● **What is needed**: In the records below, count every line containing "this". Reply with the number only.

● **Stored data**:
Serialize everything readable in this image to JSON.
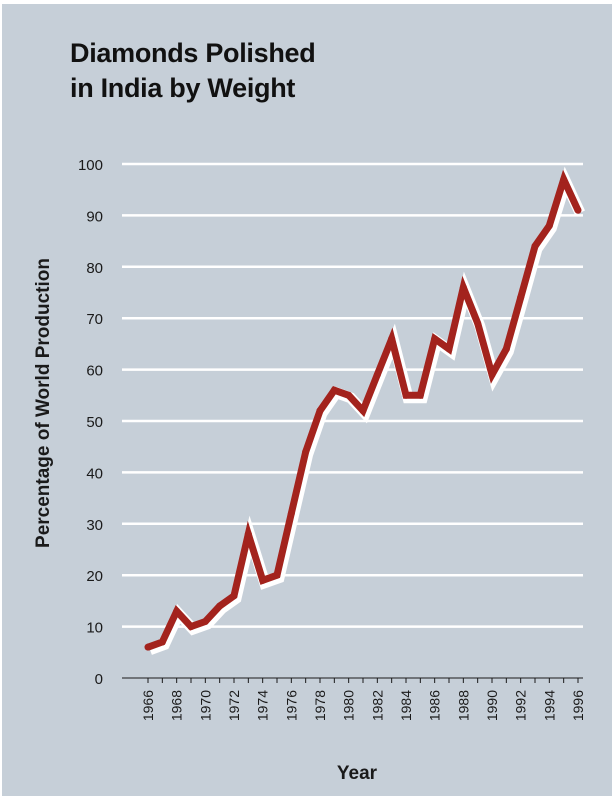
{
  "chart_data": {
    "type": "line",
    "title_lines": [
      "Diamonds Polished",
      "in India by Weight"
    ],
    "xlabel": "Year",
    "ylabel": "Percentage of World Production",
    "x": [
      1966,
      1967,
      1968,
      1969,
      1970,
      1971,
      1972,
      1973,
      1974,
      1975,
      1976,
      1977,
      1978,
      1979,
      1980,
      1981,
      1982,
      1983,
      1984,
      1985,
      1986,
      1987,
      1988,
      1989,
      1990,
      1991,
      1992,
      1993,
      1994,
      1995,
      1996
    ],
    "y": [
      6,
      7,
      13,
      10,
      11,
      14,
      16,
      28,
      19,
      20,
      32,
      44,
      52,
      56,
      55,
      52,
      59,
      66,
      55,
      55,
      66,
      64,
      76,
      69,
      59,
      64,
      74,
      84,
      88,
      97,
      91
    ],
    "xticks": [
      "1966",
      "1968",
      "1970",
      "1972",
      "1974",
      "1976",
      "1978",
      "1980",
      "1982",
      "1984",
      "1986",
      "1988",
      "1990",
      "1992",
      "1994",
      "1996"
    ],
    "yticks": [
      "0",
      "10",
      "20",
      "30",
      "40",
      "50",
      "60",
      "70",
      "80",
      "90",
      "100"
    ],
    "xlim": [
      1966,
      1996
    ],
    "ylim": [
      0,
      100
    ],
    "grid": true,
    "colors": {
      "line": "#a3231d",
      "line_outline": "#ffffff",
      "background": "#c6cfd8",
      "grid": "#ffffff",
      "text": "#1a1a1a"
    }
  }
}
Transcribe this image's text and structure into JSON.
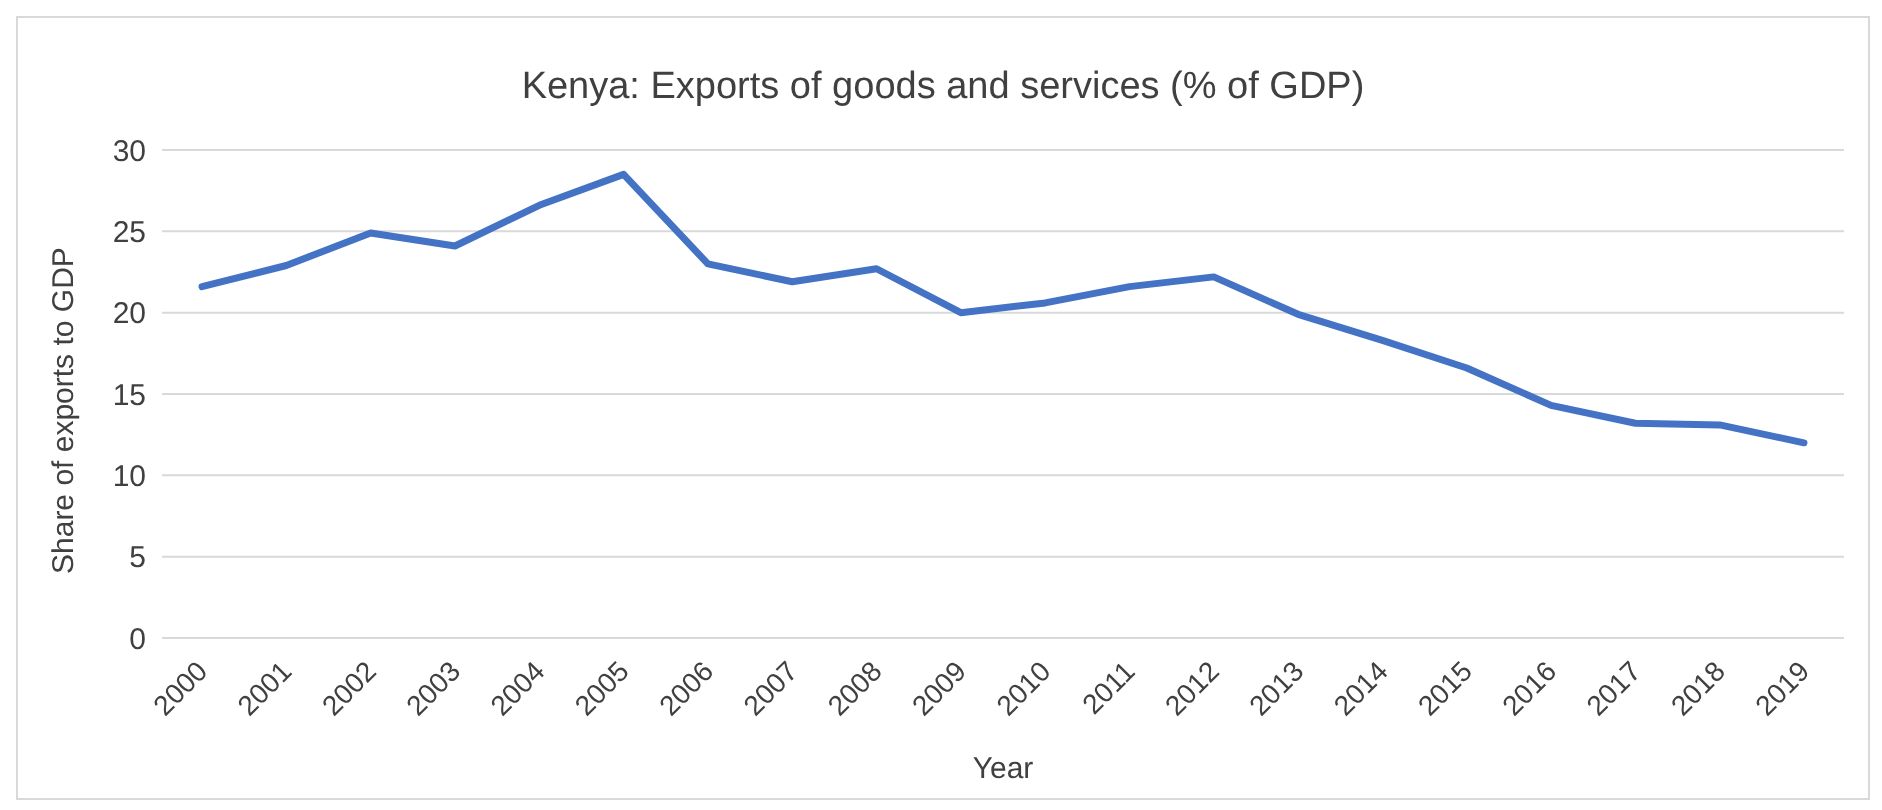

● **Result**: 2